- **TRECHO DO TEXTO**
════════

A passarela foi uma ode ao silêncio e à sofisticação contida. Em vez de provocar o olhar com gestos óbvios, a coleção constrói um mistério elegante, como se cada look sussurrasse sua história ao invés de gritar tendências. As primeiras modelos surgem envoltas em camadas de preto absoluto: lã grossa, veludo escovado e organza opaca, compondo silhuetas que alternam entre o exagero gráfico e a fluidez dramática. Há uma reverência silenciosa à alfaiataria masculina, mas com detalhes que a distorcem em algo mais lúdico e sensual: mangas longas demais, botões dourados em forma de olhos, ombros que crescem como esculturas e cinturas quase apagadas.

════════

- **DADOS DE ORIGEM**

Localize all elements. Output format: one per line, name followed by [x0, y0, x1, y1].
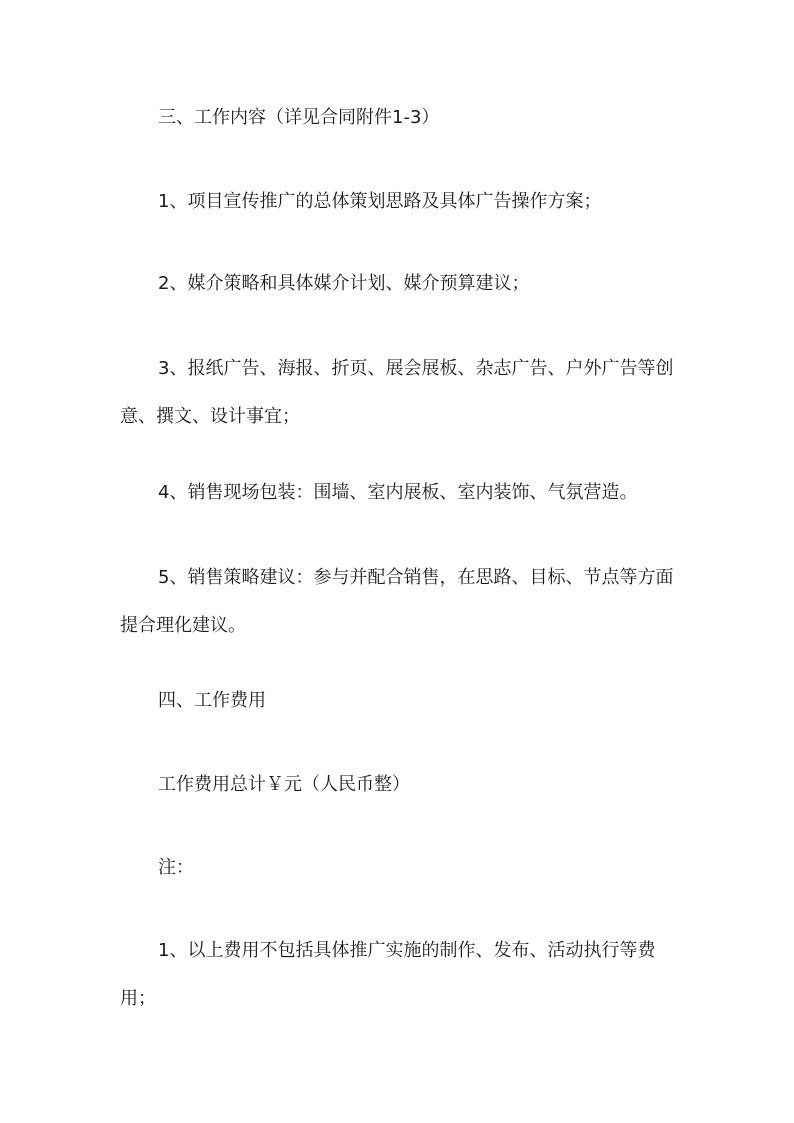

════════

- **TAREFA DO EXERCÍCIO**
Transcreva fielmente a parte do texto sobre o desfile que vai de "A passarela foi" até "cinturas quase apagadas.".

- **RESPOSTA**
A passarela foi uma ode ao silêncio e à sofisticação contida. Em vez de provocar o olhar com gestos óbvios, a coleção constrói um mistério elegante, como se cada look sussurrasse sua história ao invés de gritar tendências. As primeiras modelos surgem envoltas em camadas de preto absoluto: lã grossa, veludo escovado e organza opaca, compondo silhuetas que alternam entre o exagero gráfico e a fluidez dramática. Há uma reverência silenciosa à alfaiataria masculina, mas com detalhes que a distorcem em algo mais lúdico e sensual: mangas longas demais, botões dourados em forma de olhos, ombros que crescem como esculturas e cinturas quase apagadas.